§ **Record list**:
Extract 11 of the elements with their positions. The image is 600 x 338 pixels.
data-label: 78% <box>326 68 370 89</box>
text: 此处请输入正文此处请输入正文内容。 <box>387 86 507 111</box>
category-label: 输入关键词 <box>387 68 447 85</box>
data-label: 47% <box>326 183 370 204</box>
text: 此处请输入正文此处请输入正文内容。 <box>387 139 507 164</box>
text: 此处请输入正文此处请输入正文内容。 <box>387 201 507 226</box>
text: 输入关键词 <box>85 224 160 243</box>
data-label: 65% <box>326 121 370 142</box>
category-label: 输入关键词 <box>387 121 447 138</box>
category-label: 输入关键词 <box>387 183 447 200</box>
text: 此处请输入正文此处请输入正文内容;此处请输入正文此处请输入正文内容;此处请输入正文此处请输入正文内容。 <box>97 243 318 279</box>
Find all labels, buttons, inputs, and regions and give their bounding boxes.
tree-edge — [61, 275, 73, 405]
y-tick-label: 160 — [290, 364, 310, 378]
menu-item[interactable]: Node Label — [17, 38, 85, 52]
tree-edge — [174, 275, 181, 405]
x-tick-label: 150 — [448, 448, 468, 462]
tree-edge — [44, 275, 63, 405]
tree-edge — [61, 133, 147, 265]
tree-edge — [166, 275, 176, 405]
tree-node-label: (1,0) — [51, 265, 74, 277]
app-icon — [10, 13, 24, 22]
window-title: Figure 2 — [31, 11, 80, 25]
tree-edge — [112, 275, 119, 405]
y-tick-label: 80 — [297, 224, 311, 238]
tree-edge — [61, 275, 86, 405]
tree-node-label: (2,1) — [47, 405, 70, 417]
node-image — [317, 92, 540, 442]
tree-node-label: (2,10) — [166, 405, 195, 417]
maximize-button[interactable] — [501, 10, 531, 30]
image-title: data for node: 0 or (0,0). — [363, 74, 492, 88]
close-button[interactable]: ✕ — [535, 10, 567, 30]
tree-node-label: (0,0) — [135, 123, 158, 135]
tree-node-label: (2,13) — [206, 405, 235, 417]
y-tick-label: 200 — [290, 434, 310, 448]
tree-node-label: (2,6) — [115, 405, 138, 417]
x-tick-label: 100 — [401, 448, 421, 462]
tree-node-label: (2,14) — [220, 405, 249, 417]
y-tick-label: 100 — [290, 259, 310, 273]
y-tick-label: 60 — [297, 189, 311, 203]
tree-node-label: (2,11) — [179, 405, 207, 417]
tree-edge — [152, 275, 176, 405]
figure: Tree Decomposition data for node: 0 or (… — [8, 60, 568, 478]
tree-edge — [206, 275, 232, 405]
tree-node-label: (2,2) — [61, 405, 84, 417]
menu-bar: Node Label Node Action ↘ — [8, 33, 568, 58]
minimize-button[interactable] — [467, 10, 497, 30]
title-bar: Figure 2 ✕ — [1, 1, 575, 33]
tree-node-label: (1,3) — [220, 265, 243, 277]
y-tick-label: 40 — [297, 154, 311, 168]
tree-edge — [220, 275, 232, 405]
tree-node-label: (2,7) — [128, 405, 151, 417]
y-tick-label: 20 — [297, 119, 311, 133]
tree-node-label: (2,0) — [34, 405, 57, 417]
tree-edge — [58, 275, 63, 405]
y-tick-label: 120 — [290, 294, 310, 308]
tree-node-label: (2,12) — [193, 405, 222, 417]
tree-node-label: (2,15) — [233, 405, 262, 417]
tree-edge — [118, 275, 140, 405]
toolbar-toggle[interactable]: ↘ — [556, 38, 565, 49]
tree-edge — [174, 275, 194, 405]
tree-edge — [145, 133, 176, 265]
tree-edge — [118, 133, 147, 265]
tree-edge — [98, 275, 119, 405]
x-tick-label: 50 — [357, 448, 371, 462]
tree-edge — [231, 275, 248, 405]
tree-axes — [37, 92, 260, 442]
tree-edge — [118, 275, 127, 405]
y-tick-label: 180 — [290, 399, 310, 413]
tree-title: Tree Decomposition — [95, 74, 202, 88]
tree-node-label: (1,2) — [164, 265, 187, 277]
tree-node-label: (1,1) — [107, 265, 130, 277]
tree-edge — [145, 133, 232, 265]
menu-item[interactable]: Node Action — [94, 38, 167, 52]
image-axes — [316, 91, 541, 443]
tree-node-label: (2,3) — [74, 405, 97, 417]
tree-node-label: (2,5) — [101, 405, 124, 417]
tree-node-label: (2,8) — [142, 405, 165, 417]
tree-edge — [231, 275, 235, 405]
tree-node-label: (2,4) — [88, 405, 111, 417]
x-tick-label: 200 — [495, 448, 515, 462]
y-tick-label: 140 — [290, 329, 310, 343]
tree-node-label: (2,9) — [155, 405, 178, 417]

§ **Written instruction**: Put each line of the material above into a JSON list of strings, one string per line, with blank lines left out.

§ **Response to the task**:
[
  "Extract 11 of the elements with their positions. The image is 600 x 338 pixels.",
  "data-label: 78% <box>326 68 370 89</box>",
  "text: 此处请输入正文此处请输入正文内容。 <box>387 86 507 111</box>",
  "category-label: 输入关键词 <box>387 68 447 85</box>",
  "data-label: 47% <box>326 183 370 204</box>",
  "text: 此处请输入正文此处请输入正文内容。 <box>387 139 507 164</box>",
  "text: 此处请输入正文此处请输入正文内容。 <box>387 201 507 226</box>",
  "text: 输入关键词 <box>85 224 160 243</box>",
  "data-label: 65% <box>326 121 370 142</box>",
  "category-label: 输入关键词 <box>387 121 447 138</box>",
  "category-label: 输入关键词 <box>387 183 447 200</box>",
  "text: 此处请输入正文此处请输入正文内容;此处请输入正文此处请输入正文内容;此处请输入正文此处请输入正文内容。 <box>97 243 318 279</box>",
  "Find all labels, buttons, inputs, and regions and give their bounding boxes.",
  "tree-edge — [61, 275, 73, 405]",
  "y-tick-label: 160 — [290, 364, 310, 378]",
  "menu-item[interactable]: Node Label — [17, 38, 85, 52]",
  "tree-edge — [174, 275, 181, 405]",
  "x-tick-label: 150 — [448, 448, 468, 462]",
  "tree-edge — [44, 275, 63, 405]",
  "tree-edge — [61, 133, 147, 265]",
  "tree-edge — [166, 275, 176, 405]",
  "tree-node-label: (1,0) — [51, 265, 74, 277]",
  "app-icon — [10, 13, 24, 22]",
  "window-title: Figure 2 — [31, 11, 80, 25]",
  "tree-edge — [112, 275, 119, 405]",
  "y-tick-label: 80 — [297, 224, 311, 238]",
  "tree-edge — [61, 275, 86, 405]",
  "tree-node-label: (2,1) — [47, 405, 70, 417]",
  "node-image — [317, 92, 540, 442]",
  "tree-node-label: (2,10) — [166, 405, 195, 417]",
  "maximize-button[interactable] — [501, 10, 531, 30]",
  "image-title: data for node: 0 or (0,0). — [363, 74, 492, 88]",
  "close-button[interactable]: ✕ — [535, 10, 567, 30]",
  "tree-node-label: (0,0) — [135, 123, 158, 135]",
  "tree-node-label: (2,13) — [206, 405, 235, 417]",
  "y-tick-label: 200 — [290, 434, 310, 448]",
  "tree-node-label: (2,6) — [115, 405, 138, 417]",
  "x-tick-label: 100 — [401, 448, 421, 462]",
  "tree-node-label: (2,14) — [220, 405, 249, 417]",
  "y-tick-label: 100 — [290, 259, 310, 273]",
  "y-tick-label: 60 — [297, 189, 311, 203]",
  "tree-node-label: (2,11) — [179, 405, 207, 417]",
  "tree-edge — [152, 275, 176, 405]",
  "figure: Tree Decomposition data for node: 0 or (… — [8, 60, 568, 478]",
  "tree-edge — [206, 275, 232, 405]",
  "tree-node-label: (2,2) — [61, 405, 84, 417]",
  "menu-bar: Node Label Node Action ↘ — [8, 33, 568, 58]",
  "minimize-button[interactable] — [467, 10, 497, 30]",
  "title-bar: Figure 2 ✕ — [1, 1, 575, 33]",
  "tree-node-label: (1,3) — [220, 265, 243, 277]",
  "y-tick-label: 40 — [297, 154, 311, 168]",
  "tree-edge — [220, 275, 232, 405]",
  "tree-node-label: (2,7) — [128, 405, 151, 417]",
  "y-tick-label: 20 — [297, 119, 311, 133]",
  "tree-node-label: (2,0) — [34, 405, 57, 417]",
  "tree-edge — [58, 275, 63, 405]",
  "y-tick-label: 120 — [290, 294, 310, 308]",
  "tree-node-label: (2,12) — [193, 405, 222, 417]",
  "tree-node-label: (2,15) — [233, 405, 262, 417]",
  "tree-edge — [118, 275, 140, 405]",
  "toolbar-toggle[interactable]: ↘ — [556, 38, 565, 49]",
  "tree-edge — [174, 275, 194, 405]",
  "tree-edge — [145, 133, 176, 265]",
  "tree-edge — [118, 133, 147, 265]",
  "tree-edge — [98, 275, 119, 405]",
  "x-tick-label: 50 — [357, 448, 371, 462]",
  "tree-edge — [231, 275, 248, 405]",
  "tree-axes — [37, 92, 260, 442]",
  "tree-edge — [118, 275, 127, 405]",
  "y-tick-label: 180 — [290, 399, 310, 413]",
  "tree-title: Tree Decomposition — [95, 74, 202, 88]",
  "tree-node-label: (1,2) — [164, 265, 187, 277]",
  "tree-node-label: (1,1) — [107, 265, 130, 277]",
  "tree-edge — [145, 133, 232, 265]",
  "menu-item[interactable]: Node Action — [94, 38, 167, 52]",
  "image-axes — [316, 91, 541, 443]",
  "tree-node-label: (2,3) — [74, 405, 97, 417]",
  "tree-node-label: (2,5) — [101, 405, 124, 417]",
  "tree-node-label: (2,8) — [142, 405, 165, 417]",
  "tree-edge — [231, 275, 235, 405]",
  "tree-node-label: (2,4) — [88, 405, 111, 417]",
  "x-tick-label: 200 — [495, 448, 515, 462]",
  "y-tick-label: 140 — [290, 329, 310, 343]",
  "tree-node-label: (2,9) — [155, 405, 178, 417]"
]